◆ ENTRIES PROVIDED
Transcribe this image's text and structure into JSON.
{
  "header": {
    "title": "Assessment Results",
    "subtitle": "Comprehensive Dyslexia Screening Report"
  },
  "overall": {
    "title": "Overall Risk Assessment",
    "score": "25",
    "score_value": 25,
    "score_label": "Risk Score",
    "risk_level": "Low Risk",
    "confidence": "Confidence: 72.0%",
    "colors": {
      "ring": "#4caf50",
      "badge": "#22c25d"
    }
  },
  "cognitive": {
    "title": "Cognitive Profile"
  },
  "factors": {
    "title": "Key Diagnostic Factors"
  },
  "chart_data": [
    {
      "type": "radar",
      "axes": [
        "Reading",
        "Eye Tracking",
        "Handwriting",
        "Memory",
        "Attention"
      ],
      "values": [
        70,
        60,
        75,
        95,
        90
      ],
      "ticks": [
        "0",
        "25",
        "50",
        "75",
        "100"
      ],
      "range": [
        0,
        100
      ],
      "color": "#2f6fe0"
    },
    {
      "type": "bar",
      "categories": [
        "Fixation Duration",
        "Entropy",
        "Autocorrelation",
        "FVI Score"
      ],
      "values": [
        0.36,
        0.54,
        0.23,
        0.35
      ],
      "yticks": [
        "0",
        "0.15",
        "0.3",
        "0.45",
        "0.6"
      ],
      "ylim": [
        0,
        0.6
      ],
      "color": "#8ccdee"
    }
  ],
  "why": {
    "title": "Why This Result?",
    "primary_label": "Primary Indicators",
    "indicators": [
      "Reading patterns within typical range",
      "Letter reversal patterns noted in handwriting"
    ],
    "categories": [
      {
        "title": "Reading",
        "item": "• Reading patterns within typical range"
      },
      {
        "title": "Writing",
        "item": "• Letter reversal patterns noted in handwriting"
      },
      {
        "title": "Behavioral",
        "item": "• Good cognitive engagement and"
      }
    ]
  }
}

◆ PROMPT
Collect every line from the records above that contains the word "reversal".

◆ EXERCISE SOLUTION
      "Letter reversal patterns noted in handwriting"
        "item": "• Letter reversal patterns noted in handwriting"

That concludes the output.